* EXERCISE OBJECTIVE: Your task is to copy every line of the entries that holds the word "Christus".

* RECORDS FOR THIS EXERCISE:
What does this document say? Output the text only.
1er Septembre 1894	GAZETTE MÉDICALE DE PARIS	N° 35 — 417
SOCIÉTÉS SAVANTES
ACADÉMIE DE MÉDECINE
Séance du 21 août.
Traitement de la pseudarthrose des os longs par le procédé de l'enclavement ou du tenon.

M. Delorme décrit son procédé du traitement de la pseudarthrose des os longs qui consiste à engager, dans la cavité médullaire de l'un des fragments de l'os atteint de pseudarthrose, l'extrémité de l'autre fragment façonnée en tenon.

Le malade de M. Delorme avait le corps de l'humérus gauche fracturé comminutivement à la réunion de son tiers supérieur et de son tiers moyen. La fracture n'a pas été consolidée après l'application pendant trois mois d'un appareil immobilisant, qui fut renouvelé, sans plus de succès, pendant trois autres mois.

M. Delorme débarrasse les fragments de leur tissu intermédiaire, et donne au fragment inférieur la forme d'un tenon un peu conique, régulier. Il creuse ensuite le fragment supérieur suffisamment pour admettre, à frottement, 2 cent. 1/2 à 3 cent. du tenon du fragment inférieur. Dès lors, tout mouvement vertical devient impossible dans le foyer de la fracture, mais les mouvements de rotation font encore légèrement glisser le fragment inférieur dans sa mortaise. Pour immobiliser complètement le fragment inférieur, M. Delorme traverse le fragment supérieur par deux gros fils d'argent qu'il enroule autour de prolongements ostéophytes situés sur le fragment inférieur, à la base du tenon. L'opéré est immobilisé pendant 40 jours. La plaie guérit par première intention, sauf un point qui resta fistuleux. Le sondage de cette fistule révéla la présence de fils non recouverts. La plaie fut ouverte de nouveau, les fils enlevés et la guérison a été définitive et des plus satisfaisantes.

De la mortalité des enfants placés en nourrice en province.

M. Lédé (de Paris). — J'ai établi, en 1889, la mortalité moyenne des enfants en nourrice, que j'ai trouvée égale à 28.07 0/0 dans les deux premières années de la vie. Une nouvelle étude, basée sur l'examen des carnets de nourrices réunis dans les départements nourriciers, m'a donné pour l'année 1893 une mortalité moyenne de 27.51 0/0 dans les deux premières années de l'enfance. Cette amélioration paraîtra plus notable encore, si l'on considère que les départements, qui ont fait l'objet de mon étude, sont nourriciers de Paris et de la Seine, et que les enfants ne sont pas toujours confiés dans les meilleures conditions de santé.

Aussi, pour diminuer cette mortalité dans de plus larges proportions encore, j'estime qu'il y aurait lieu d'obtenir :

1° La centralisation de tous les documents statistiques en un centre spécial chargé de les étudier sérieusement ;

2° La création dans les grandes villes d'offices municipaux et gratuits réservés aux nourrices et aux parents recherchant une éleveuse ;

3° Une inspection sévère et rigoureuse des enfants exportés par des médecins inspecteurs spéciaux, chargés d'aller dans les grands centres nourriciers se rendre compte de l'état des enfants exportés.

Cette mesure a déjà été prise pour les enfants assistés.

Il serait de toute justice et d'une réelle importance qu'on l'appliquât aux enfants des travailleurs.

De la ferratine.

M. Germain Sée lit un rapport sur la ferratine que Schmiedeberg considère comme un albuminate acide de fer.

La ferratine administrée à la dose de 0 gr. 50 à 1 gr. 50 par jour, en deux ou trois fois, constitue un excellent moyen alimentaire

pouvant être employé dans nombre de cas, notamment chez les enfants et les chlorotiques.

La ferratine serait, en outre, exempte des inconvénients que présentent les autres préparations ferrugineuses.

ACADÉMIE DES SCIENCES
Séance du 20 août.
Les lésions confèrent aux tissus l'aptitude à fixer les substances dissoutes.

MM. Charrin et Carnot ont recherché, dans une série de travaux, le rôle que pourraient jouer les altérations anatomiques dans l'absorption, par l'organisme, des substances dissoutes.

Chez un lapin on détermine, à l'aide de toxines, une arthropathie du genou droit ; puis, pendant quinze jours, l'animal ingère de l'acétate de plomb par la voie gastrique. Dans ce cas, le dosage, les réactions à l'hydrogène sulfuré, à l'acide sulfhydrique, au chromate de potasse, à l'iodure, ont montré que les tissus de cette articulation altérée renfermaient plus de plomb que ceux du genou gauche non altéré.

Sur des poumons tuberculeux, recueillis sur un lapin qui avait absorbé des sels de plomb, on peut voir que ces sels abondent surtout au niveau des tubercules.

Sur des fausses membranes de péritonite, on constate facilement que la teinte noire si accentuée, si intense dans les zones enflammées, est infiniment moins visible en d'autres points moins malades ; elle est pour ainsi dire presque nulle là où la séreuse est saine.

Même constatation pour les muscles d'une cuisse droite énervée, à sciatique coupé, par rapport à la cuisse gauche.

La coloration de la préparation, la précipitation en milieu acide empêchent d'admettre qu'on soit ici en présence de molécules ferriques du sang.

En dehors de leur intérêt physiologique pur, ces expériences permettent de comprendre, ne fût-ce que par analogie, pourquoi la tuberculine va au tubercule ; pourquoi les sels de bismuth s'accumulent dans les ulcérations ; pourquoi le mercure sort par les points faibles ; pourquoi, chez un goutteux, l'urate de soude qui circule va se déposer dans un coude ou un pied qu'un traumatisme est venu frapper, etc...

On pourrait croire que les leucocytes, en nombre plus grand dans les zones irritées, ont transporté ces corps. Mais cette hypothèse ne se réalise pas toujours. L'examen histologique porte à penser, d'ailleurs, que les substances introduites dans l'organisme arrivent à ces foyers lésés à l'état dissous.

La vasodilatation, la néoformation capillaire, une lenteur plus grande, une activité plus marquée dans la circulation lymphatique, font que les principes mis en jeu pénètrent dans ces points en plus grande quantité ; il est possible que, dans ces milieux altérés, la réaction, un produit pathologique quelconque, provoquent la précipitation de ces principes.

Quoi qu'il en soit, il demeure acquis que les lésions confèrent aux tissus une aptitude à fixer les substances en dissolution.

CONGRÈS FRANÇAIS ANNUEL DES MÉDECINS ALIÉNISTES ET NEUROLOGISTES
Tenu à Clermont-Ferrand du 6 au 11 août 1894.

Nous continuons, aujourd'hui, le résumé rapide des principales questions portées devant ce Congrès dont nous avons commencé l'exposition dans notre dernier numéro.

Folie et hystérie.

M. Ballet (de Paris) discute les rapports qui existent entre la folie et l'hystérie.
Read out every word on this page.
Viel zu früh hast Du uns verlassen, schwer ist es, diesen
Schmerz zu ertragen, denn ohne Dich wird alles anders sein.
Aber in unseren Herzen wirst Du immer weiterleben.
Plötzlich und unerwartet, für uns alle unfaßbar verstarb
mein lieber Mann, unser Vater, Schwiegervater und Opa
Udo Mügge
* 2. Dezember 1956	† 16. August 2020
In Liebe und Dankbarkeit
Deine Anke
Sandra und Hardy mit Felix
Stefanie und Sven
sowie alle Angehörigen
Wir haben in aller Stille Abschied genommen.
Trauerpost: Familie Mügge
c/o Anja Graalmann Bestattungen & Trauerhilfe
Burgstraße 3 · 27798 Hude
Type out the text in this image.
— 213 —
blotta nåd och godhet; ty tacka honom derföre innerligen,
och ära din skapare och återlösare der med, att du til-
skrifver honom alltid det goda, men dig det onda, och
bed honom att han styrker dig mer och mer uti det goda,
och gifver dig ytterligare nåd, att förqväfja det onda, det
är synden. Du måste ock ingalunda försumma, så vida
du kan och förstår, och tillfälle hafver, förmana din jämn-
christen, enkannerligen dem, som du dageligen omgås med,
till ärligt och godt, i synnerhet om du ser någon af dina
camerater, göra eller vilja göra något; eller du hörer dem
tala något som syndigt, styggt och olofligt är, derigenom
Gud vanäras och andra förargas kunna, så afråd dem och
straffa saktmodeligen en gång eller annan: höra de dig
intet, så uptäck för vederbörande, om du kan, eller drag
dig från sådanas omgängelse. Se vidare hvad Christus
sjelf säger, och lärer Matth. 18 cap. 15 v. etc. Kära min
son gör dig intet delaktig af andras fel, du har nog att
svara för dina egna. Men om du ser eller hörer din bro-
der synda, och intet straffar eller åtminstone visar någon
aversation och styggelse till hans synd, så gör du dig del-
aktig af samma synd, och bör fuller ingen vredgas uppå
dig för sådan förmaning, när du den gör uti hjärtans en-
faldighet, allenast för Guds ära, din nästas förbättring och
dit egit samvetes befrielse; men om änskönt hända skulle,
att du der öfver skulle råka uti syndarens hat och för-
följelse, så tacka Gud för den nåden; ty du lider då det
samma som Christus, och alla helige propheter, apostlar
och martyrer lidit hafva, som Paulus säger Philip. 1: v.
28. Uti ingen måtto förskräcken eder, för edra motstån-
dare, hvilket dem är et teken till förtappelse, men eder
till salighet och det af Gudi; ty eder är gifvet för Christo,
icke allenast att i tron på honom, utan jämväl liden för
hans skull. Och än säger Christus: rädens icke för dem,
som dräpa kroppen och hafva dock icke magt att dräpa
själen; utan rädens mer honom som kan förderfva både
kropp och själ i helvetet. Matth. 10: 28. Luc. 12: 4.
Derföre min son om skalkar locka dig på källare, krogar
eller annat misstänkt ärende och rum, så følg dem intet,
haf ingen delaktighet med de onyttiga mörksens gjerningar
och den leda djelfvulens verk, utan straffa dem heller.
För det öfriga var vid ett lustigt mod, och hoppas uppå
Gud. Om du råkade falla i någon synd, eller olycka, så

* RESPONSE:
dig från sådanas omgängelse. Se vidare hvad Christus
samma som Christus, och alla helige propheter, apostlar
hans skull. Och än säger Christus: rädens icke för dem,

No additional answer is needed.